* Begin Supplied entries *
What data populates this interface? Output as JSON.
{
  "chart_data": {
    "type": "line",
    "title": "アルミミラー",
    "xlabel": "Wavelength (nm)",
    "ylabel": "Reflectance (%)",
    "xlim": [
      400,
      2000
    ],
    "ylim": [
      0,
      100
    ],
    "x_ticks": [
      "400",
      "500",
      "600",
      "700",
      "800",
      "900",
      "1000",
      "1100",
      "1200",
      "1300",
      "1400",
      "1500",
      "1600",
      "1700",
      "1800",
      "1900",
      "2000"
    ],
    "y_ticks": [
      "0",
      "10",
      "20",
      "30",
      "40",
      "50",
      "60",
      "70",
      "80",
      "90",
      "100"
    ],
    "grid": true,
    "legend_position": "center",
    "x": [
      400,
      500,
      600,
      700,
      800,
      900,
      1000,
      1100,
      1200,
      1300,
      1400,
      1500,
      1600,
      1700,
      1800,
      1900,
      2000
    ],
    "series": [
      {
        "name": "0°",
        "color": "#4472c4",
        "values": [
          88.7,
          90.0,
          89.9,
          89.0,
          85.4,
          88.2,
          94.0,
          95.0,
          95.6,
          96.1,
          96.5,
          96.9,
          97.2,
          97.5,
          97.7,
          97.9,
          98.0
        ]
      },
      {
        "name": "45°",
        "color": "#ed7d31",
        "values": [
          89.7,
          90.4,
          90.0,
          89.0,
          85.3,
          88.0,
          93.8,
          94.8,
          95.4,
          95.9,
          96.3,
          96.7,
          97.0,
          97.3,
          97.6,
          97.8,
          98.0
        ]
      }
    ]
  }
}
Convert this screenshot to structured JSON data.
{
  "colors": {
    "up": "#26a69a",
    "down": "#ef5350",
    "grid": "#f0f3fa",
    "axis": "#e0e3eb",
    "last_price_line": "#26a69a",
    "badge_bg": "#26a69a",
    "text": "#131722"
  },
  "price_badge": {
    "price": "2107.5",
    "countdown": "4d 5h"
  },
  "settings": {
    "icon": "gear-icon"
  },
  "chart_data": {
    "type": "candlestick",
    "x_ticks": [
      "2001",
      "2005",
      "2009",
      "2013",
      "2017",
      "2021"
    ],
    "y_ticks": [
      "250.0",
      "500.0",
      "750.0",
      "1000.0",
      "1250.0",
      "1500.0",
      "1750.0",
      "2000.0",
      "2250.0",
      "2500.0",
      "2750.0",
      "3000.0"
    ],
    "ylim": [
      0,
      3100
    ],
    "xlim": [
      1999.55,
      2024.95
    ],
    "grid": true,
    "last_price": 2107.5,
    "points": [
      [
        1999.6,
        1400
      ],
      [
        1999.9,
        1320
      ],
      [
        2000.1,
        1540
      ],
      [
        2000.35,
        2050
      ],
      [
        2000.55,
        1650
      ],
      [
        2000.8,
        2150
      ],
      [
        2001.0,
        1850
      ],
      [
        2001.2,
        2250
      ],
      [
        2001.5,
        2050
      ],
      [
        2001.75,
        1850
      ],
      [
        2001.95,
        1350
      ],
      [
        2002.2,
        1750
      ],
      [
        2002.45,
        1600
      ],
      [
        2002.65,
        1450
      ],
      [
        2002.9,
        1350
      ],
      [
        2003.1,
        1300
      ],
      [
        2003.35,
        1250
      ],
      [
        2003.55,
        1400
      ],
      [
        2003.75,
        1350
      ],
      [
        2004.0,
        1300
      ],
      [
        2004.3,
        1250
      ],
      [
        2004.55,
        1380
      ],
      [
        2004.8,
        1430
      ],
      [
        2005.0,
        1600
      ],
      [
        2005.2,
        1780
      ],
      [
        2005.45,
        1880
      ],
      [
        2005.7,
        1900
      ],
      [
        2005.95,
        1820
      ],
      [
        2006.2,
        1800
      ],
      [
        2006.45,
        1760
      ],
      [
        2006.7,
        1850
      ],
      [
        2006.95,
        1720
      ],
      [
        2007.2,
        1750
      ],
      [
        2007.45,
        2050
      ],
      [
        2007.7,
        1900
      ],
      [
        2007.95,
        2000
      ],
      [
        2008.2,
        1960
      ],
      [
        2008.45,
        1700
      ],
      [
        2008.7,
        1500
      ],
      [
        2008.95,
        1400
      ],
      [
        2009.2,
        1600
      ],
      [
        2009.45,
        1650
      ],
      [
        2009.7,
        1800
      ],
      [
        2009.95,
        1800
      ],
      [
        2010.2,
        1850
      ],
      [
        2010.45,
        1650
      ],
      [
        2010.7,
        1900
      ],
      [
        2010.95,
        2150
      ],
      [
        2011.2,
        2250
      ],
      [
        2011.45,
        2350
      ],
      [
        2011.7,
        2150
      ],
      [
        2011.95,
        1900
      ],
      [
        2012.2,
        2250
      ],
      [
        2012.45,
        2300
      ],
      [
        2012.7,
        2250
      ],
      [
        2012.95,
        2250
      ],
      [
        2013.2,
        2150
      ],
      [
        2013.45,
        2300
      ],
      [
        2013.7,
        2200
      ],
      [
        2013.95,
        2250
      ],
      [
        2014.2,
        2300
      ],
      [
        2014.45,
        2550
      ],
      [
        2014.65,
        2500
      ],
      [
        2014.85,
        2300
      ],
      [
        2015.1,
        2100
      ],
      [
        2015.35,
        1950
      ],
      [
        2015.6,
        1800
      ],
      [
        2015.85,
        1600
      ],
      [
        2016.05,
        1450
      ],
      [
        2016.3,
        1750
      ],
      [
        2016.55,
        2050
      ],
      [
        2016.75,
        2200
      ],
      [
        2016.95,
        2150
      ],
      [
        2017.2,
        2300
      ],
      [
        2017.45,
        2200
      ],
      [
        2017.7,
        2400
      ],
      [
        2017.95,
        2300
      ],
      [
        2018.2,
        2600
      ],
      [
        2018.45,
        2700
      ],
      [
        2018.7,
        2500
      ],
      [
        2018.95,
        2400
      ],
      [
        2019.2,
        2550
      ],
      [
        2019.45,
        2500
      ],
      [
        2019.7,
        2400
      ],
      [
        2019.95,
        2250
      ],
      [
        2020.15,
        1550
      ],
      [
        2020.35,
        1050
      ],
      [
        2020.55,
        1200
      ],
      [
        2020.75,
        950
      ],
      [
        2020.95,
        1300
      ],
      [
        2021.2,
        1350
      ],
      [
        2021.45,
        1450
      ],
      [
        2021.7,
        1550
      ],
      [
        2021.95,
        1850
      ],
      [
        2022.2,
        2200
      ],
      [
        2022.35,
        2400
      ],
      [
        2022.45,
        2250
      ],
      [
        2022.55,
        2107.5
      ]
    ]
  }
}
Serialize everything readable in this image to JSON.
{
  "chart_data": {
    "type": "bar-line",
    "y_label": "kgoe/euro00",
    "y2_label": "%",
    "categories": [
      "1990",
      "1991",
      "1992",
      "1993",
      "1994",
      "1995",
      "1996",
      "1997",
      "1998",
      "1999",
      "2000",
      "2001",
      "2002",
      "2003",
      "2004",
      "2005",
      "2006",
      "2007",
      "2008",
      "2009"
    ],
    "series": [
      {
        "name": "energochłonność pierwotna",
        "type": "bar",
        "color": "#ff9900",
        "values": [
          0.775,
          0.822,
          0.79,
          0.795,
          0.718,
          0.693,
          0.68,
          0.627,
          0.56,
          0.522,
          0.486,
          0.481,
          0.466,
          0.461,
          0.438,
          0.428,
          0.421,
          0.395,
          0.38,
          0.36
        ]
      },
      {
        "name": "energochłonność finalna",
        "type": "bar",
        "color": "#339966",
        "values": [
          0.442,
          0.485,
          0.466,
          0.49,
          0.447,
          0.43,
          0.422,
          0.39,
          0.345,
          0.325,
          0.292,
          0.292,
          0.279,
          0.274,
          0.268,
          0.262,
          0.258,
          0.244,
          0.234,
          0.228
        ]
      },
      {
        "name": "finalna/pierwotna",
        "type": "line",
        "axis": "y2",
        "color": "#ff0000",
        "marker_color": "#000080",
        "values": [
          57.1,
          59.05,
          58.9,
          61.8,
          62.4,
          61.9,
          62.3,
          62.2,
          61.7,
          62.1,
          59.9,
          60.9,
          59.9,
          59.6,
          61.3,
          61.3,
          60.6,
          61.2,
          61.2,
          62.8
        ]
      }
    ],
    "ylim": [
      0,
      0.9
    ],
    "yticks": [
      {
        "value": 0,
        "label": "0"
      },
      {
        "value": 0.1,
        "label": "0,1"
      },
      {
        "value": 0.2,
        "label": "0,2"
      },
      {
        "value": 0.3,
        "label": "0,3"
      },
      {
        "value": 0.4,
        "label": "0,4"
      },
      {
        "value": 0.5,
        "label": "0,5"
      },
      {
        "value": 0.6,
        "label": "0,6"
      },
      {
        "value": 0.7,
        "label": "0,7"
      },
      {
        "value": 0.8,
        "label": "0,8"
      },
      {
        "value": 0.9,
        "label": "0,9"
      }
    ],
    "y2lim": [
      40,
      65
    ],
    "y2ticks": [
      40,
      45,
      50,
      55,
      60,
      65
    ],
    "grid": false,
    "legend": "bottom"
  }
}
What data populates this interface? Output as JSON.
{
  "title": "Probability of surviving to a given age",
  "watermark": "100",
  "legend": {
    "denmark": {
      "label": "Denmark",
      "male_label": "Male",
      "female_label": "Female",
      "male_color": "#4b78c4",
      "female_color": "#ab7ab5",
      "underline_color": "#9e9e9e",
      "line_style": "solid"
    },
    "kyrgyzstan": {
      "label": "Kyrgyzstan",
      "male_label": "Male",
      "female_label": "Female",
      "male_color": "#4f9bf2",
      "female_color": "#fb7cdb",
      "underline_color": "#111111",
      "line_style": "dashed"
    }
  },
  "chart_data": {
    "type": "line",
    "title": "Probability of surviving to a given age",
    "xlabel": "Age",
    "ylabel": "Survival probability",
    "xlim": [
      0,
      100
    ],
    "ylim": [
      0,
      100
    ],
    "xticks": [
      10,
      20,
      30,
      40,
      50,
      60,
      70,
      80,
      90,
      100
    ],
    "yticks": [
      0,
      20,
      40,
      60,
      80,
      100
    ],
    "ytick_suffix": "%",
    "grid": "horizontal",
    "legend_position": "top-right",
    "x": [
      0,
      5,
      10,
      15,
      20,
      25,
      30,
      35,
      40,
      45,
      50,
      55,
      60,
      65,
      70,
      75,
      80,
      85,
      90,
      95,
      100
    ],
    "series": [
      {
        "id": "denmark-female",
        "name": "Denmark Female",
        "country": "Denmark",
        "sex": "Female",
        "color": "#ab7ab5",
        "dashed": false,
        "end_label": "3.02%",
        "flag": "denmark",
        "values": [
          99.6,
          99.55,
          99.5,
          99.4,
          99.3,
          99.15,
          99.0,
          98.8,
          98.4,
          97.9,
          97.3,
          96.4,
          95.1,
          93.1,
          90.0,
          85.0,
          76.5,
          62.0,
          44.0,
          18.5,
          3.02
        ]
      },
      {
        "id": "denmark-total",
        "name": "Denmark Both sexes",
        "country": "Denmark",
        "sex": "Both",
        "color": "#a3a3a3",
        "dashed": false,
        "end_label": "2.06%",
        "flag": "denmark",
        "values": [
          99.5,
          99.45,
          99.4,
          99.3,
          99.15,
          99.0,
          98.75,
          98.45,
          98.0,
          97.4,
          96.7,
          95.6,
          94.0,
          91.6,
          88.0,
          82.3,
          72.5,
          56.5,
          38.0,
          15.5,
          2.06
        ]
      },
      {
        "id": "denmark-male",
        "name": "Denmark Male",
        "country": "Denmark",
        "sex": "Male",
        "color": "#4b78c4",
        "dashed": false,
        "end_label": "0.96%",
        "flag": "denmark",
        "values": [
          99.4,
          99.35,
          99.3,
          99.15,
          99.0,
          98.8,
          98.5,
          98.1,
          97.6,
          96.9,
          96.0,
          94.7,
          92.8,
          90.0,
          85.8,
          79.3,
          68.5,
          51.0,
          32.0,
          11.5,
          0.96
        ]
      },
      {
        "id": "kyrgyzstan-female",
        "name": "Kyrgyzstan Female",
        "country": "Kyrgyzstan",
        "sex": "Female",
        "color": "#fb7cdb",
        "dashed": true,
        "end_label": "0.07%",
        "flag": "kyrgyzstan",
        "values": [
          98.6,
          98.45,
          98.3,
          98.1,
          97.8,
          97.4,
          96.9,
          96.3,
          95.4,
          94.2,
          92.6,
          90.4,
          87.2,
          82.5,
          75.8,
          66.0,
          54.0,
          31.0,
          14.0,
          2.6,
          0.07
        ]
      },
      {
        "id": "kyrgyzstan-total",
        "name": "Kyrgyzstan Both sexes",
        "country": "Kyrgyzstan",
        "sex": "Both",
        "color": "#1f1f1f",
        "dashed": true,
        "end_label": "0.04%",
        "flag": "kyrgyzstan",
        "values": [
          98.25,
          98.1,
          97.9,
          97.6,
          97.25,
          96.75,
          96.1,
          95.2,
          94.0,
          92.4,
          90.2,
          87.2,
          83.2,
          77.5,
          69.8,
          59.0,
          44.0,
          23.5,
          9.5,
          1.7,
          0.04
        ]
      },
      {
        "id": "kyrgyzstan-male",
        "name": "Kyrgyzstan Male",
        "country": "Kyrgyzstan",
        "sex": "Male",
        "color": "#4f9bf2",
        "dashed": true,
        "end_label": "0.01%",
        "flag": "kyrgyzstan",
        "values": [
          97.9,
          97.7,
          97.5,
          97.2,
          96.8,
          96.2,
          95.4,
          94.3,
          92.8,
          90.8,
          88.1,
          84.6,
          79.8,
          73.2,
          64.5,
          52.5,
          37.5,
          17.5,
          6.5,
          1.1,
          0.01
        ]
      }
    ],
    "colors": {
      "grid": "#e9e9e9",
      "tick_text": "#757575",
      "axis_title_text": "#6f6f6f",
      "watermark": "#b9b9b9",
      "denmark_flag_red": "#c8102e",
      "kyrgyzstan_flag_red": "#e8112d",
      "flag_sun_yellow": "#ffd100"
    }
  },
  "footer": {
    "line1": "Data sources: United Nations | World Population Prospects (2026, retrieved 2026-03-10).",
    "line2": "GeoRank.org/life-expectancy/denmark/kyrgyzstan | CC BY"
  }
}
* End Supplied entries *
■ **Goal**:
Your answer should be one number: the count of lines in the data above that include the word "this".

■ **Response**:
4